All of the material below is to be returned exactly.
··· PROVIDED MATERIAL ···
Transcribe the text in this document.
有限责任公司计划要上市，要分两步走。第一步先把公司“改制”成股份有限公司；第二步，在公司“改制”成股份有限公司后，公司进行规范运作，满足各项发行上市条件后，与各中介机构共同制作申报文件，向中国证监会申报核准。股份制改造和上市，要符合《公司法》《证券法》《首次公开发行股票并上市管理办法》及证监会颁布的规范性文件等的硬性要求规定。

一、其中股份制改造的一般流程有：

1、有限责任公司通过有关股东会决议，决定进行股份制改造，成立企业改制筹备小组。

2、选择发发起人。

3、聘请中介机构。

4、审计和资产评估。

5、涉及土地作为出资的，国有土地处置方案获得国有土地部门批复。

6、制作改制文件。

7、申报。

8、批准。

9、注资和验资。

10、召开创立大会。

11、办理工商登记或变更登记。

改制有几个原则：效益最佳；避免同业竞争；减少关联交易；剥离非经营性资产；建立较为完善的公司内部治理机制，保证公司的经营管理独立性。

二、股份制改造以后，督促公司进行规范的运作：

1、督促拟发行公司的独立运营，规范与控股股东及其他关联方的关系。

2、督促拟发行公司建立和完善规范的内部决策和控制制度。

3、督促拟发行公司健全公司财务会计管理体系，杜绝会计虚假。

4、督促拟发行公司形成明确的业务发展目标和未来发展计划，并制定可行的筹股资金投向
···
> **ANSWER TO THIS TASK**:
Transcribe the text in this document.
有限责任公司计划要上市，要分两步走。第一步先把公司“改制”成股份有限公司；第二步，在公司“改制”成股份有限公司后，公司进行规范运作，满足各项发行上市条件后，与各中介机构共同制作申报文件，向中国证监会申报核准。股份制改造和上市，要符合《公司法》《证券法》《首次公开发行股票并上市管理办法》及证监会颁布的规范性文件等的硬性要求规定。

一、其中股份制改造的一般流程有：

1、有限责任公司通过有关股东会决议，决定进行股份制改造，成立企业改制筹备小组。

2、选择发发起人。

3、聘请中介机构。

4、审计和资产评估。

5、涉及土地作为出资的，国有土地处置方案获得国有土地部门批复。

6、制作改制文件。

7、申报。

8、批准。

9、注资和验资。

10、召开创立大会。

11、办理工商登记或变更登记。

改制有几个原则：效益最佳；避免同业竞争；减少关联交易；剥离非经营性资产；建立较为完善的公司内部治理机制，保证公司的经营管理独立性。

二、股份制改造以后，督促公司进行规范的运作：

1、督促拟发行公司的独立运营，规范与控股股东及其他关联方的关系。

2、督促拟发行公司建立和完善规范的内部决策和控制制度。

3、督促拟发行公司健全公司财务会计管理体系，杜绝会计虚假。

4、督促拟发行公司形成明确的业务发展目标和未来发展计划，并制定可行的筹股资金投向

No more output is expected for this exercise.